- DIRECTIVE -
Quote the records that follow in full, leaving the pictures out.

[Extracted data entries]

/---

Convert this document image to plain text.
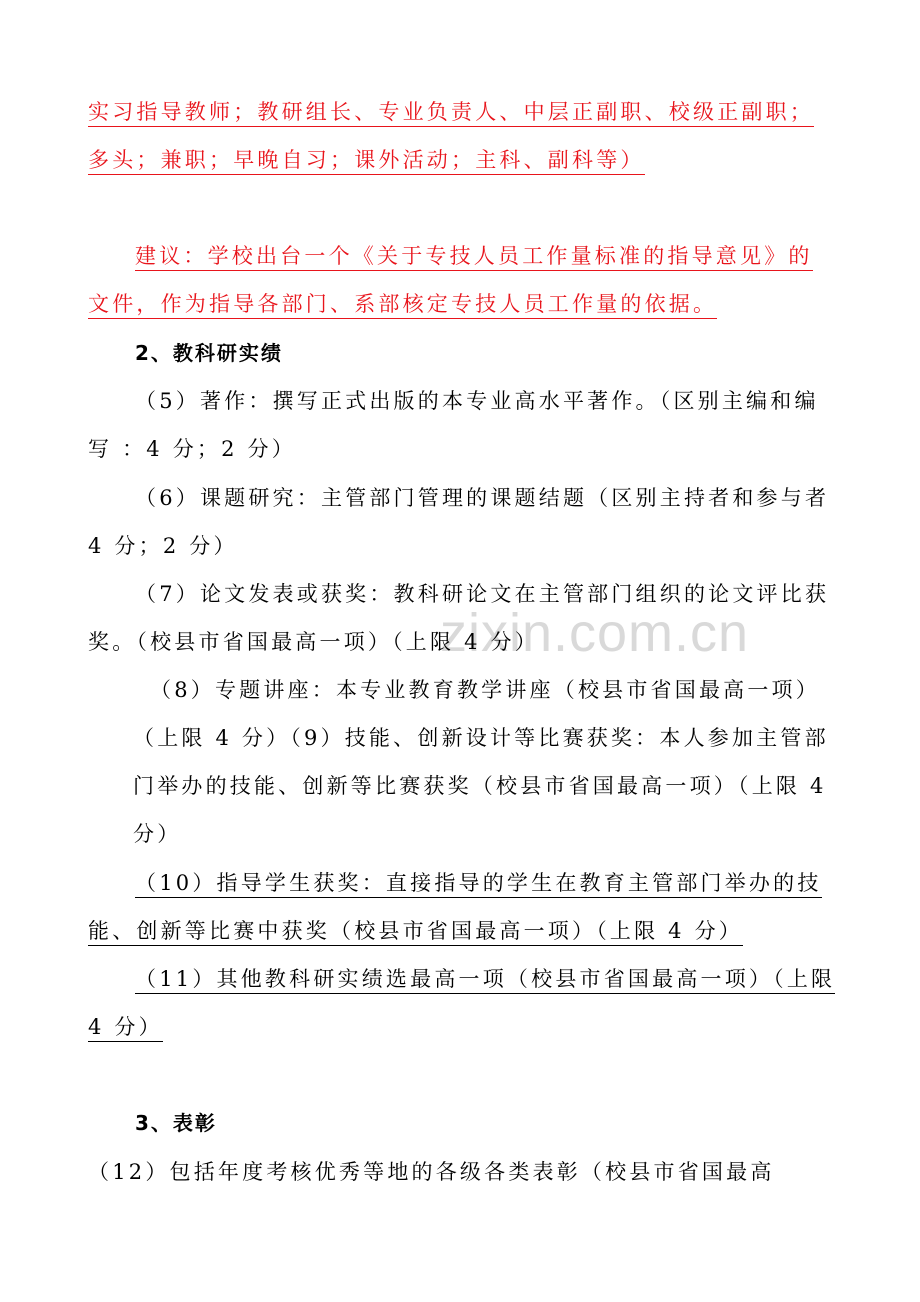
zixin.com.cn
实习指导教师；教研组长、专业负责人、中层正副职、校级正副职；
多头；兼职；早晚自习；课外活动；主科、副科等）
建议：学校出台一个《关于专技人员工作量标准的指导意见》的
文件，作为指导各部门、系部核定专技人员工作量的依据。
2、教科研实绩
（5）著作：撰写正式出版的本专业高水平著作。（区别主编和编
写 ：4 分；2 分）
（6）课题研究：主管部门管理的课题结题（区别主持者和参与者
4 分；2 分）
（7）论文发表或获奖：教科研论文在主管部门组织的论文评比获
奖。（校县市省国最高一项）（上限 4 分）
（8）专题讲座：本专业教育教学讲座（校县市省国最高一项）
（上限 4 分）（9）技能、创新设计等比赛获奖：本人参加主管部
门举办的技能、创新等比赛获奖（校县市省国最高一项）（上限 4
分）
（10）指导学生获奖：直接指导的学生在教育主管部门举办的技
能、创新等比赛中获奖（校县市省国最高一项）（上限 4 分）
（11）其他教科研实绩选最高一项（校县市省国最高一项）（上限
4 分）
3、表彰
（12）包括年度考核优秀等地的各级各类表彰（校县市省国最高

\---

- RESPONSE -
Convert this document image to plain text.
zixin.com.cn
实习指导教师；教研组长、专业负责人、中层正副职、校级正副职；
多头；兼职；早晚自习；课外活动；主科、副科等）
建议：学校出台一个《关于专技人员工作量标准的指导意见》的
文件，作为指导各部门、系部核定专技人员工作量的依据。
2、教科研实绩
（5）著作：撰写正式出版的本专业高水平著作。（区别主编和编
写 ：4 分；2 分）
（6）课题研究：主管部门管理的课题结题（区别主持者和参与者
4 分；2 分）
（7）论文发表或获奖：教科研论文在主管部门组织的论文评比获
奖。（校县市省国最高一项）（上限 4 分）
（8）专题讲座：本专业教育教学讲座（校县市省国最高一项）
（上限 4 分）（9）技能、创新设计等比赛获奖：本人参加主管部
门举办的技能、创新等比赛获奖（校县市省国最高一项）（上限 4
分）
（10）指导学生获奖：直接指导的学生在教育主管部门举办的技
能、创新等比赛中获奖（校县市省国最高一项）（上限 4 分）
（11）其他教科研实绩选最高一项（校县市省国最高一项）（上限
4 分）
3、表彰
（12）包括年度考核优秀等地的各级各类表彰（校县市省国最高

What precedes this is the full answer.